Copy all lines below exactly as written. Leave pictures out.

Extracted data entries

===============

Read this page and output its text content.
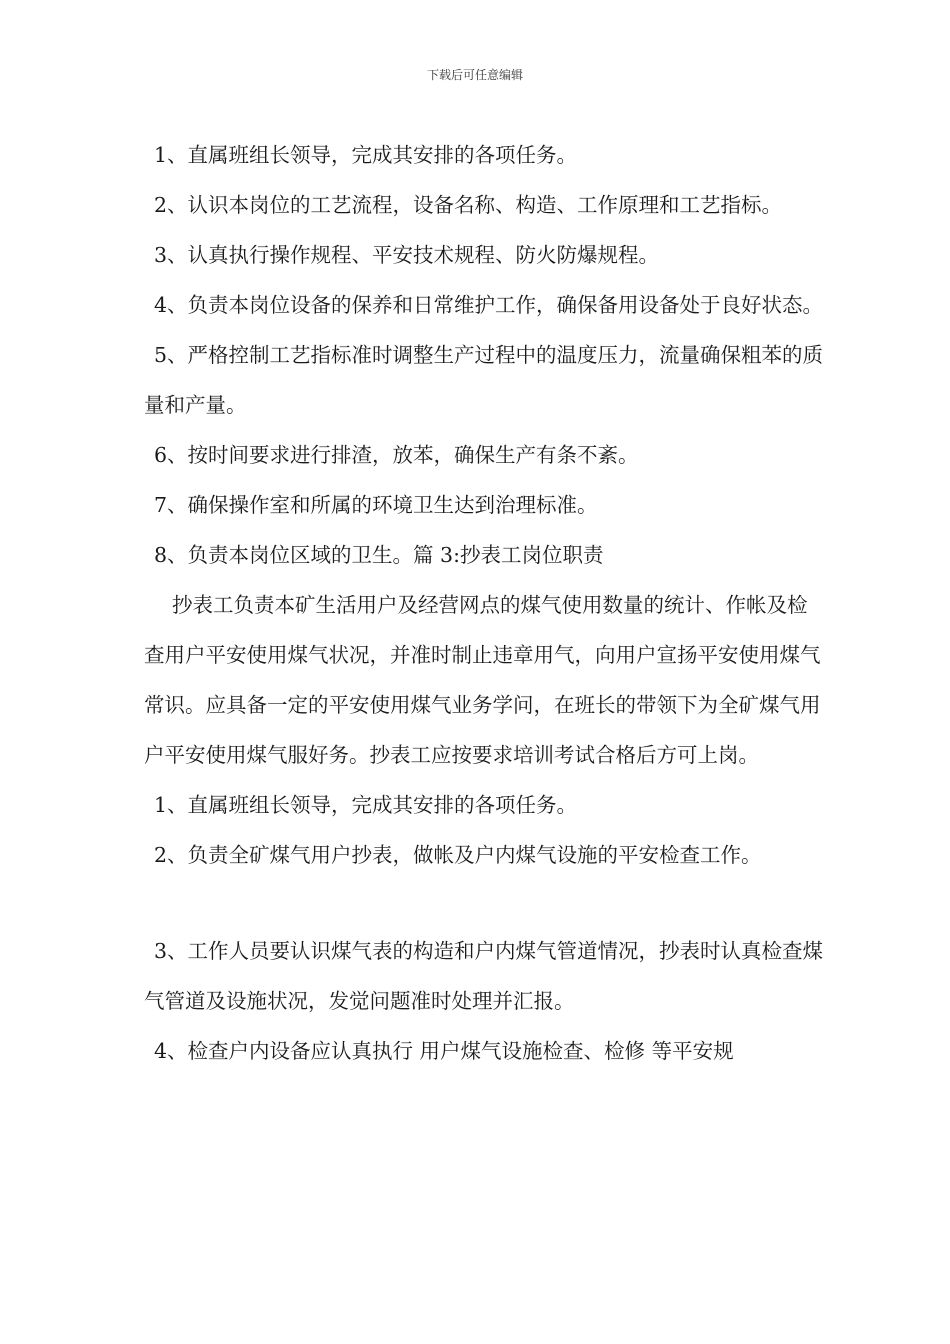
下载后可任意编辑

1、直属班组长领导，完成其安排的各项任务。

2、认识本岗位的工艺流程，设备名称、构造、工作原理和工艺指标。

3、认真执行操作规程、平安技术规程、防火防爆规程。

4、负责本岗位设备的保养和日常维护工作，确保备用设备处于良好状态。

5、严格控制工艺指标准时调整生产过程中的温度压力，流量确保粗苯的质量和产量。

6、按时间要求进行排渣，放苯，确保生产有条不紊。

7、确保操作室和所属的环境卫生达到治理标准。

8、负责本岗位区域的卫生。篇 3:抄表工岗位职责

抄表工负责本矿生活用户及经营网点的煤气使用数量的统计、作帐及检查用户平安使用煤气状况，并准时制止违章用气，向用户宣扬平安使用煤气常识。应具备一定的平安使用煤气业务学问，在班长的带领下为全矿煤气用户平安使用煤气服好务。抄表工应按要求培训考试合格后方可上岗。

1、直属班组长领导，完成其安排的各项任务。

2、负责全矿煤气用户抄表，做帐及户内煤气设施的平安检查工作。

3、工作人员要认识煤气表的构造和户内煤气管道情况，抄表时认真检查煤气管道及设施状况，发觉问题准时处理并汇报。

4、检查户内设备应认真执行 用户煤气设施检查、检修 等平安规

===============

● EXERCISE SOLUTION
Read this page and output its text content.
下载后可任意编辑

1、直属班组长领导，完成其安排的各项任务。

2、认识本岗位的工艺流程，设备名称、构造、工作原理和工艺指标。

3、认真执行操作规程、平安技术规程、防火防爆规程。

4、负责本岗位设备的保养和日常维护工作，确保备用设备处于良好状态。

5、严格控制工艺指标准时调整生产过程中的温度压力，流量确保粗苯的质量和产量。

6、按时间要求进行排渣，放苯，确保生产有条不紊。

7、确保操作室和所属的环境卫生达到治理标准。

8、负责本岗位区域的卫生。篇 3:抄表工岗位职责

抄表工负责本矿生活用户及经营网点的煤气使用数量的统计、作帐及检查用户平安使用煤气状况，并准时制止违章用气，向用户宣扬平安使用煤气常识。应具备一定的平安使用煤气业务学问，在班长的带领下为全矿煤气用户平安使用煤气服好务。抄表工应按要求培训考试合格后方可上岗。

1、直属班组长领导，完成其安排的各项任务。

2、负责全矿煤气用户抄表，做帐及户内煤气设施的平安检查工作。

3、工作人员要认识煤气表的构造和户内煤气管道情况，抄表时认真检查煤气管道及设施状况，发觉问题准时处理并汇报。

4、检查户内设备应认真执行 用户煤气设施检查、检修 等平安规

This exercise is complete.